:: STATED TASK ::
Write out each line that follows exactly as it stands, without the pictures.

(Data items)
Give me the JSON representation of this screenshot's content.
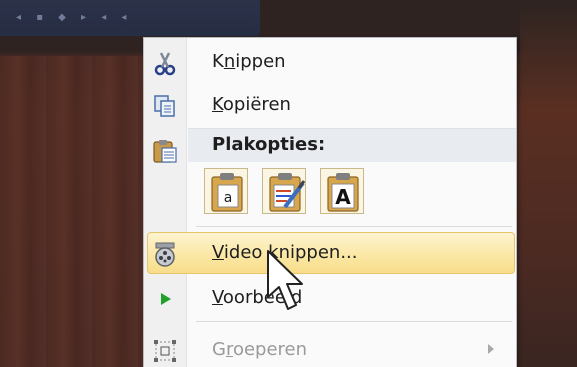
{
  "menu": {
    "items": [
      {
        "label": "Knippen",
        "icon": "scissors-icon",
        "enabled": true
      },
      {
        "label": "Kopiëren",
        "icon": "copy-icon",
        "enabled": true
      },
      {
        "label": "Plakopties:",
        "icon": "clipboard-icon",
        "enabled": true
      },
      {
        "label": "Video knippen...",
        "icon": "video-trim-icon",
        "enabled": true,
        "highlighted": true
      },
      {
        "label": "Voorbeeld",
        "icon": "play-icon",
        "enabled": true
      },
      {
        "label": "Groeperen",
        "icon": "group-icon",
        "enabled": false,
        "has_submenu": true
      }
    ],
    "paste_options": [
      {
        "name": "paste-use-destination-theme",
        "glyph": "a"
      },
      {
        "name": "paste-keep-source-formatting",
        "glyph": "brush"
      },
      {
        "name": "paste-keep-text-only",
        "glyph": "A"
      }
    ]
  },
  "colors": {
    "highlight_top": "#fdf3cf",
    "highlight_bottom": "#f8dd8a",
    "highlight_border": "#e8c56a",
    "play_green": "#22a12a"
  }
}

:: RESPONSE FOR THIS EXERCISE ::
Give me the JSON representation of this screenshot's content.
{
  "menu": {
    "items": [
      {
        "label": "Knippen",
        "icon": "scissors-icon",
        "enabled": true
      },
      {
        "label": "Kopiëren",
        "icon": "copy-icon",
        "enabled": true
      },
      {
        "label": "Plakopties:",
        "icon": "clipboard-icon",
        "enabled": true
      },
      {
        "label": "Video knippen...",
        "icon": "video-trim-icon",
        "enabled": true,
        "highlighted": true
      },
      {
        "label": "Voorbeeld",
        "icon": "play-icon",
        "enabled": true
      },
      {
        "label": "Groeperen",
        "icon": "group-icon",
        "enabled": false,
        "has_submenu": true
      }
    ],
    "paste_options": [
      {
        "name": "paste-use-destination-theme",
        "glyph": "a"
      },
      {
        "name": "paste-keep-source-formatting",
        "glyph": "brush"
      },
      {
        "name": "paste-keep-text-only",
        "glyph": "A"
      }
    ]
  },
  "colors": {
    "highlight_top": "#fdf3cf",
    "highlight_bottom": "#f8dd8a",
    "highlight_border": "#e8c56a",
    "play_green": "#22a12a"
  }
}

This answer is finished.